• [CONSIGNE] Repérez chaque ligne des entrées qui contient le mot « PEEK » et recopiez-la.

• [DOCUMENTS]
##############################

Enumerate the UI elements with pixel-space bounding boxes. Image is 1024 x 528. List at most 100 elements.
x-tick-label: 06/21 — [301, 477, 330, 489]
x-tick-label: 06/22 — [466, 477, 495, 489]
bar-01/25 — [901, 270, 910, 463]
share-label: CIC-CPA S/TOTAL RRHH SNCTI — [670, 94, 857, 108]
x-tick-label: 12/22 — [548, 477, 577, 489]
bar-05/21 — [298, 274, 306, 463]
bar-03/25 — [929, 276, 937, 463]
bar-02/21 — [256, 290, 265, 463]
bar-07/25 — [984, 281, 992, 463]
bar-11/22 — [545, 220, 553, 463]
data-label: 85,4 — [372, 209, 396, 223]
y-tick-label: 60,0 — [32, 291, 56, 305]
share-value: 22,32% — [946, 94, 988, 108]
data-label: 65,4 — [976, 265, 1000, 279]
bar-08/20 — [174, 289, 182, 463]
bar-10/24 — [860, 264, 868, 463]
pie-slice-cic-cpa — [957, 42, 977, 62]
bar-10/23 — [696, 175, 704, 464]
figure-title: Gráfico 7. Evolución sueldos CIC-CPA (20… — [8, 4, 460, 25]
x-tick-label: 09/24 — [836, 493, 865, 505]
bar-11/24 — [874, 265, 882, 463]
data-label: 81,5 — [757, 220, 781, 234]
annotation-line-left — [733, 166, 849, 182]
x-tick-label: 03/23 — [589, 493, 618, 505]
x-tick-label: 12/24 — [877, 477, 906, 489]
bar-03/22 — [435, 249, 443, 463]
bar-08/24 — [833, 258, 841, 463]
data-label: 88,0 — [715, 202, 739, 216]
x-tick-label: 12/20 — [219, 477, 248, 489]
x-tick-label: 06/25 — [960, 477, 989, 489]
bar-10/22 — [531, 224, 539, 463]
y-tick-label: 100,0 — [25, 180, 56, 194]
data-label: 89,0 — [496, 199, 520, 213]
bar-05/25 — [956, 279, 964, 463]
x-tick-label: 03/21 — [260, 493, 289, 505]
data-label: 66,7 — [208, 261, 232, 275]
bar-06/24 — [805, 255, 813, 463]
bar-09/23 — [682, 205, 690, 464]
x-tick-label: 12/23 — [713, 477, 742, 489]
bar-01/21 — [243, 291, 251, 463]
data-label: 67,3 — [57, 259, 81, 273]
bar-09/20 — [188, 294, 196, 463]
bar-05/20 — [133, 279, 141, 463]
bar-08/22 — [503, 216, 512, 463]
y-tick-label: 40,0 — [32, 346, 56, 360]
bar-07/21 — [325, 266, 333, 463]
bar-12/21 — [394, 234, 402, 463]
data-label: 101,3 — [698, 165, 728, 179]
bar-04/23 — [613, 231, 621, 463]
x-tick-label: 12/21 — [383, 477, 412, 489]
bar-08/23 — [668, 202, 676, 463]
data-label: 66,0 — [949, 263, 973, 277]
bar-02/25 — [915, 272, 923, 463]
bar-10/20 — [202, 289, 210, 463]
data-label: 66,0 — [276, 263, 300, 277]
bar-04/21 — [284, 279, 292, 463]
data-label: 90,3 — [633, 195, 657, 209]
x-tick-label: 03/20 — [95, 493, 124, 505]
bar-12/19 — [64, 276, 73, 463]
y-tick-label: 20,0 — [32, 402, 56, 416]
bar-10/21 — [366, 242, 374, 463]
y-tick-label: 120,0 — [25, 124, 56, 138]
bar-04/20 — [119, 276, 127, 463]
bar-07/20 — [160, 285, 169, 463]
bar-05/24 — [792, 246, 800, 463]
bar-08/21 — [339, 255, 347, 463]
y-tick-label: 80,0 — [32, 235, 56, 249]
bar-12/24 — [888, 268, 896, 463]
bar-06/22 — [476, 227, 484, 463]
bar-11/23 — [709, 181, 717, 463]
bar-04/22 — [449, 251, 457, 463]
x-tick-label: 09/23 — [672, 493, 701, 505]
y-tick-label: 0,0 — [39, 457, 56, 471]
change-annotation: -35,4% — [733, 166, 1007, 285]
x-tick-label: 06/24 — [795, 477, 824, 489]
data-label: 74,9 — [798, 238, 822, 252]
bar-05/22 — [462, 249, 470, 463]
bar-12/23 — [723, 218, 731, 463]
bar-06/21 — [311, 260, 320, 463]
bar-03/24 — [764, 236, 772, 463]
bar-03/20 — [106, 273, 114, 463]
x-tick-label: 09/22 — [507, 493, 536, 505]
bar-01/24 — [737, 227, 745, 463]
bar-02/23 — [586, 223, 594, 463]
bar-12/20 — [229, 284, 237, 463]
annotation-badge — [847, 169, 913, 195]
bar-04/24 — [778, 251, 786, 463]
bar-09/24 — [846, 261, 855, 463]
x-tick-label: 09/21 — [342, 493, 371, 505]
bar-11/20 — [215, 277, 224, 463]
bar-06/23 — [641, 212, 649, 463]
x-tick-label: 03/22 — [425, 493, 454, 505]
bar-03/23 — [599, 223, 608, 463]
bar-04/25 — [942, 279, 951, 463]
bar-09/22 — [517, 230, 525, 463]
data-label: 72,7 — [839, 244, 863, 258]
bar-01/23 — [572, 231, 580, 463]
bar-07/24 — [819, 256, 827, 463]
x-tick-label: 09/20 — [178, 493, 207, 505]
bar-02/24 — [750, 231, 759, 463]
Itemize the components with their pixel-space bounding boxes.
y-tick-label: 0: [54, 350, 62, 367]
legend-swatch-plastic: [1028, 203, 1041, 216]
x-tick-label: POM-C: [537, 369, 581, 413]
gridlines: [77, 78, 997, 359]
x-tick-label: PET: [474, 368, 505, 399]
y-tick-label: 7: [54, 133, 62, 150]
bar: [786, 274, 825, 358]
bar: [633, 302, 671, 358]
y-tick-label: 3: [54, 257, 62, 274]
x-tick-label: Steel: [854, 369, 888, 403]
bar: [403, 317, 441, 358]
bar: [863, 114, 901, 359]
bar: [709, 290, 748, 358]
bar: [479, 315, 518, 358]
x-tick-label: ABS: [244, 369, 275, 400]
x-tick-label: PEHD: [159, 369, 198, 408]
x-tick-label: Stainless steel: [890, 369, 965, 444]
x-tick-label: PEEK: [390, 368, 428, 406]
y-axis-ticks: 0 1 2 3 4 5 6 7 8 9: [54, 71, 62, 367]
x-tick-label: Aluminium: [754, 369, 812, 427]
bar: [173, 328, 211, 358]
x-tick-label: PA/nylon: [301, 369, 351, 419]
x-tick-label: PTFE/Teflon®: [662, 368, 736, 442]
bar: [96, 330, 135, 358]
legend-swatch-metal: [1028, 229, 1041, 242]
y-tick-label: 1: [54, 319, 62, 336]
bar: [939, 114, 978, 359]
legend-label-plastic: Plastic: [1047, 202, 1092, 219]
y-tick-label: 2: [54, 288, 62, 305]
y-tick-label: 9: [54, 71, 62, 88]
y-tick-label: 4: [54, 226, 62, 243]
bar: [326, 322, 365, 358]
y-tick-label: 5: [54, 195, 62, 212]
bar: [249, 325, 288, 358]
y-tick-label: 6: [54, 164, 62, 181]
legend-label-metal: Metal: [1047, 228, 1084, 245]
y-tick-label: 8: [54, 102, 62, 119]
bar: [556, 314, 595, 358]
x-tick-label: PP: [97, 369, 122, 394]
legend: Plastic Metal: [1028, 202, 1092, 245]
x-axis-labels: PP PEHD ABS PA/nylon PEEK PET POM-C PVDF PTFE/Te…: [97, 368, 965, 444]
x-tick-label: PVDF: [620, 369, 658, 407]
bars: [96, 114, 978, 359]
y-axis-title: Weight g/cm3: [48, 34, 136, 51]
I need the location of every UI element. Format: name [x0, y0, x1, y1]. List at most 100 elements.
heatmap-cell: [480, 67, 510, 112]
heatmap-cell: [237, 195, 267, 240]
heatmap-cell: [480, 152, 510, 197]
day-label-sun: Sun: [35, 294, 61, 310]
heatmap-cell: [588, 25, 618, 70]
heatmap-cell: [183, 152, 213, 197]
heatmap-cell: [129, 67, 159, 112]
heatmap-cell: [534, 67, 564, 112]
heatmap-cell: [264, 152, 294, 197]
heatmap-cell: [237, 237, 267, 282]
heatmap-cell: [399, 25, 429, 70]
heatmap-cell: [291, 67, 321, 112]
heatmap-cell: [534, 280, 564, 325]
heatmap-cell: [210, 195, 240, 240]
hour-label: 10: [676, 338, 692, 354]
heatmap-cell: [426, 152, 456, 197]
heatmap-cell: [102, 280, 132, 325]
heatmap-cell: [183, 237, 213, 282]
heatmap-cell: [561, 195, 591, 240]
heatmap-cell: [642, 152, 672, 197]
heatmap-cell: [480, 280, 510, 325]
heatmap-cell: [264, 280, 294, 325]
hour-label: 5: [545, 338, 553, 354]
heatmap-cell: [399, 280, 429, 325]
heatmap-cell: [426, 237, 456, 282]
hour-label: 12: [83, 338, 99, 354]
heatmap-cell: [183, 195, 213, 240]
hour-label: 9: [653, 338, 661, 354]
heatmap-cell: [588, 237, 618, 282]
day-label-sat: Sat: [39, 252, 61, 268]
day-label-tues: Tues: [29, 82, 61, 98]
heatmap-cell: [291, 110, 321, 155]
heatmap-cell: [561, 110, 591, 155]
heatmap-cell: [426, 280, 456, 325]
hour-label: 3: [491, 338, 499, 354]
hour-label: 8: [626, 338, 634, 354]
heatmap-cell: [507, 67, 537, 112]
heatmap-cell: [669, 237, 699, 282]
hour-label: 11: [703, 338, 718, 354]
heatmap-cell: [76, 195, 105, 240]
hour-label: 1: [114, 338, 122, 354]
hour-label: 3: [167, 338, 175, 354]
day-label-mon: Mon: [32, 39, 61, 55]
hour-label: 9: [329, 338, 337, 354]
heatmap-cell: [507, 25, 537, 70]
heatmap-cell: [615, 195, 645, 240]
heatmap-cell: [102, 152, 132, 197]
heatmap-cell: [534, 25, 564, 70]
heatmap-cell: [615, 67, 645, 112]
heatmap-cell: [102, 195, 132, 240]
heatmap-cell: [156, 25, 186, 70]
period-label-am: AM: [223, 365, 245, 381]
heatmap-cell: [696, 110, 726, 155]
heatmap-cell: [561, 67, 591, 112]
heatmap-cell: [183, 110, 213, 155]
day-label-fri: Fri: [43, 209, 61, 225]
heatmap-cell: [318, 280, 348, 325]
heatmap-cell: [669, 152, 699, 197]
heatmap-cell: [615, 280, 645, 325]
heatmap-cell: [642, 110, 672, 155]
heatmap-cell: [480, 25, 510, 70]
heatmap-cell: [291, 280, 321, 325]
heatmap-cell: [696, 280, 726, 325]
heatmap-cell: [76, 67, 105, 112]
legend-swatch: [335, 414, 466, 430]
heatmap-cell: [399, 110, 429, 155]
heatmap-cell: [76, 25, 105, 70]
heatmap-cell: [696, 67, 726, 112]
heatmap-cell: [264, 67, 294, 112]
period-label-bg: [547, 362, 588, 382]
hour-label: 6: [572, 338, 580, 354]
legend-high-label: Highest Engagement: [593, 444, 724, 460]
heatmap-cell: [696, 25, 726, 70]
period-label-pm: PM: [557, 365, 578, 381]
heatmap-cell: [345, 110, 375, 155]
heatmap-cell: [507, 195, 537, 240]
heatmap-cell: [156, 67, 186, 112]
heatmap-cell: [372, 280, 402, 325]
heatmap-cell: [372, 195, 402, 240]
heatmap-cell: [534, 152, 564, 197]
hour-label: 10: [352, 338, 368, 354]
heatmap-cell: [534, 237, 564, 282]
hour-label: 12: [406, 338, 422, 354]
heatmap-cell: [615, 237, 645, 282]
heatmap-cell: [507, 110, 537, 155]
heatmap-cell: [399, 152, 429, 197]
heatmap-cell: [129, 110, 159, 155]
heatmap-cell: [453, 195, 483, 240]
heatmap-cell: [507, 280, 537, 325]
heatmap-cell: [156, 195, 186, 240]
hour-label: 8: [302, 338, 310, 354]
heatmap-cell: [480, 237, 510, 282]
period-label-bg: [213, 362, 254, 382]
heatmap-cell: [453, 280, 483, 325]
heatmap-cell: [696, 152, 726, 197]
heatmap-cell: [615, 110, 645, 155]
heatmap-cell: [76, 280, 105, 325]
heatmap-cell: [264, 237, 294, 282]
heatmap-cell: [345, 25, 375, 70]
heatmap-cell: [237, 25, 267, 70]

##############################

• [CORRIGÉ]
x-tick-label: PEEK: [390, 368, 428, 406]
x-axis-labels: PP PEHD ABS PA/nylon PEEK PET POM-C PVDF PTFE/Te…: [97, 368, 965, 444]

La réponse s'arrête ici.